## begin

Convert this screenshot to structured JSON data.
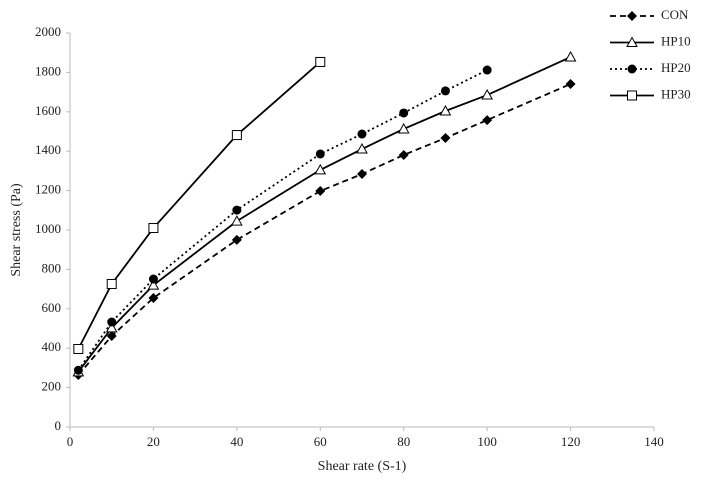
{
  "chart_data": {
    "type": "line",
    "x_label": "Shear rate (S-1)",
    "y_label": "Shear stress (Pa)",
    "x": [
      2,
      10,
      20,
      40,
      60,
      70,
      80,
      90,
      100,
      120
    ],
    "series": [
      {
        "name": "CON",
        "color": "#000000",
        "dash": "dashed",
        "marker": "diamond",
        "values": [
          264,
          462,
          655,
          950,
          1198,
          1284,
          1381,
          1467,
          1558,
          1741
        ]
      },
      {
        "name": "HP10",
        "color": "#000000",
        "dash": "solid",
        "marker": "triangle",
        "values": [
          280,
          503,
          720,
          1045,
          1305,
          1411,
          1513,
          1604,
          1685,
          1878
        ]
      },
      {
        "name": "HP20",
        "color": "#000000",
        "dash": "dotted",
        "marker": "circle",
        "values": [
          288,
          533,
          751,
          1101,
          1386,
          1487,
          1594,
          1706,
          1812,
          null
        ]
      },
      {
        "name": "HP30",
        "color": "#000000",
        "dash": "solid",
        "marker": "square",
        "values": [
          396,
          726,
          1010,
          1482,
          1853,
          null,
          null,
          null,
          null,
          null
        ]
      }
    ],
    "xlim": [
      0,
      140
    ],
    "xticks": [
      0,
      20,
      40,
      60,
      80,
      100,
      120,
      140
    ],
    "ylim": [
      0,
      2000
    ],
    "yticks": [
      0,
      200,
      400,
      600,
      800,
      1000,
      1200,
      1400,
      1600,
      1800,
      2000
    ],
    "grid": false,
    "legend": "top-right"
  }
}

## end
## begin

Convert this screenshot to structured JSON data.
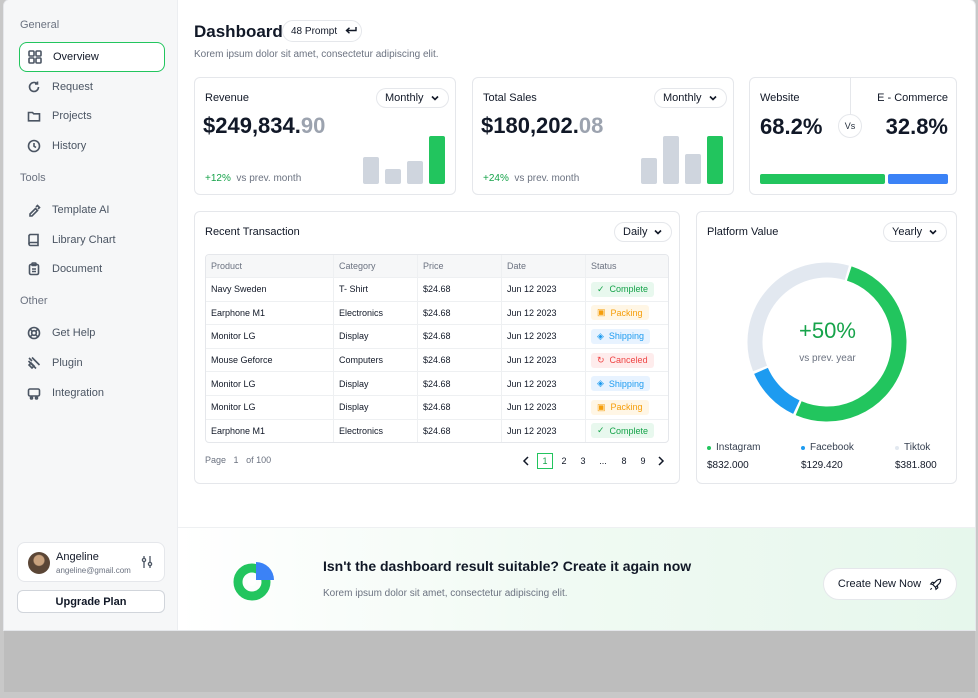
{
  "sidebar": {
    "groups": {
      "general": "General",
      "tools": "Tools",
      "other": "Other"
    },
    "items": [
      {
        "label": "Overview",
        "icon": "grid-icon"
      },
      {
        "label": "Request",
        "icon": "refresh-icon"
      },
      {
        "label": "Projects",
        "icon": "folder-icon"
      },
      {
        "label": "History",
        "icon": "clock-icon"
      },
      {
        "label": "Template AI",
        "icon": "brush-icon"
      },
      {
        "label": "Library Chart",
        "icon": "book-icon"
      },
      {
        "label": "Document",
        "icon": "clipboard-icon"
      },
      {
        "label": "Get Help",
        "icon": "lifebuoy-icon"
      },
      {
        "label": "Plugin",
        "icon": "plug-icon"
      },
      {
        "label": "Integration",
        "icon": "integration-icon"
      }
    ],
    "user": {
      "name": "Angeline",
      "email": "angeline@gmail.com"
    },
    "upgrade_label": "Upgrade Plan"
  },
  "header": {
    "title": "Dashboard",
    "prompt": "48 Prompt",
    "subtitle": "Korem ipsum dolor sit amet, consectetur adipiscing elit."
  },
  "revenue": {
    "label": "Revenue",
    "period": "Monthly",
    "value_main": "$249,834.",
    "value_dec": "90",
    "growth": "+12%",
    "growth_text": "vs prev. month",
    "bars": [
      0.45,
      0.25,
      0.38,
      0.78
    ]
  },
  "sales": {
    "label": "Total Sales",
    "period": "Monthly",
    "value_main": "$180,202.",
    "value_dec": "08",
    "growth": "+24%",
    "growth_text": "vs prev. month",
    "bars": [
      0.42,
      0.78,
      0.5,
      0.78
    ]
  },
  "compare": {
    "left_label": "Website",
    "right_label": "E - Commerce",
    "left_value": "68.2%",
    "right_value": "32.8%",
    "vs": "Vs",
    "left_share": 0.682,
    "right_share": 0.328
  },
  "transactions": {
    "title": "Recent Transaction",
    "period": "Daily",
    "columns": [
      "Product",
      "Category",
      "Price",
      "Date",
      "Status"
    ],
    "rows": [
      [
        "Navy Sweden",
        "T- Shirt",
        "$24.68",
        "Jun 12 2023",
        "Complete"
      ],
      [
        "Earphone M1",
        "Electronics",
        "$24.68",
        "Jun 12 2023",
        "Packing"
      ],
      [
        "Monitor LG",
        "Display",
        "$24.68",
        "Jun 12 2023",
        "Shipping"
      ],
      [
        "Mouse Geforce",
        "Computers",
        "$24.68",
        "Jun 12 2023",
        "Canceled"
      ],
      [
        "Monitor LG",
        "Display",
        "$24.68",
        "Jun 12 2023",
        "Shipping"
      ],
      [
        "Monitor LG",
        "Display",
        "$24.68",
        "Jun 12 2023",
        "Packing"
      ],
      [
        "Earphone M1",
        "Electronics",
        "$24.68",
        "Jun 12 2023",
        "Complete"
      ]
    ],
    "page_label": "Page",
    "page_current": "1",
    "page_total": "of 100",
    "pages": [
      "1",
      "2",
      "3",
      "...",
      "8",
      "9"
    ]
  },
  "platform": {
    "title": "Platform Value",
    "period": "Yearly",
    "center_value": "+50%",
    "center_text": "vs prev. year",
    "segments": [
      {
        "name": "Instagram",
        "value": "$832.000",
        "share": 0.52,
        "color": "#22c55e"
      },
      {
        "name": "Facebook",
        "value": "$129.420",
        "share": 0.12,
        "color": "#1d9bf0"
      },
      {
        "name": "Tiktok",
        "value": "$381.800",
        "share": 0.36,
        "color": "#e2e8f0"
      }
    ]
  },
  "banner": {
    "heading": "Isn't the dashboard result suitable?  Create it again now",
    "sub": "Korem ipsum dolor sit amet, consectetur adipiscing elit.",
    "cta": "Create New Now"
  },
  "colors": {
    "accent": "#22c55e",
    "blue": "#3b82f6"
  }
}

## end
## begin

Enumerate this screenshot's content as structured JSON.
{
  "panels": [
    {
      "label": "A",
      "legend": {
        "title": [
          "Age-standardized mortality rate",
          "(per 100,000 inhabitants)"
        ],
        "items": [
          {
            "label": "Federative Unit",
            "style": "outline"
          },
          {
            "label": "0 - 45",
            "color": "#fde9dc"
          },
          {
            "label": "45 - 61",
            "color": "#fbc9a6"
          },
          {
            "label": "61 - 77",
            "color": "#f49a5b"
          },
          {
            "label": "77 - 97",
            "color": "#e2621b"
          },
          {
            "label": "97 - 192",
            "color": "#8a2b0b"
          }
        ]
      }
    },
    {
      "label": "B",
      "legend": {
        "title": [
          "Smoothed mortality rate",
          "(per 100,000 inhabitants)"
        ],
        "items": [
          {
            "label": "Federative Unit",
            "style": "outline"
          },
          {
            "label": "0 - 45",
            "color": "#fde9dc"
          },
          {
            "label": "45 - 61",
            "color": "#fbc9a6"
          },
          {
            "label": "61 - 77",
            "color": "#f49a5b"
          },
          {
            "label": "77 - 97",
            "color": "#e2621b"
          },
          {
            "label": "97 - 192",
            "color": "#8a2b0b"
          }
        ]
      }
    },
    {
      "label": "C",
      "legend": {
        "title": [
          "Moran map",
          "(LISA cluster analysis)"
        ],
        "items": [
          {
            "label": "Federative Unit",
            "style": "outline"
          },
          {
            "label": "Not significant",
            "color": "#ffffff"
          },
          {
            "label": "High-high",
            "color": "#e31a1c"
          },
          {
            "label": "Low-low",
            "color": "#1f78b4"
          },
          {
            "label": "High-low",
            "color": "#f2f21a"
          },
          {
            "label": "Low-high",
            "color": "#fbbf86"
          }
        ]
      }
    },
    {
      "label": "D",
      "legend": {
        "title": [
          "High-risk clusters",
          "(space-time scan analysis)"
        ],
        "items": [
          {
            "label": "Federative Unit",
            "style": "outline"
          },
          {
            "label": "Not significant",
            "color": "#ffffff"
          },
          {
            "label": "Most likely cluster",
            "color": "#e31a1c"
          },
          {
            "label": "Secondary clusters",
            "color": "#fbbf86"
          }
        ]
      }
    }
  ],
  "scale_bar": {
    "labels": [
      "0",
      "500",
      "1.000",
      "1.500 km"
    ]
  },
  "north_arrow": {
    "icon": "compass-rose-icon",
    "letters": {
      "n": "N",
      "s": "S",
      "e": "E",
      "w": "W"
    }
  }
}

## end

▶ Problem description: Where does the word "ipsum" appear in the listing? List each line that holds it.

▶ Full answer:
    "subtitle": "Korem ipsum dolor sit amet, consectetur adipiscing elit."
    "sub": "Korem ipsum dolor sit amet, consectetur adipiscing elit.",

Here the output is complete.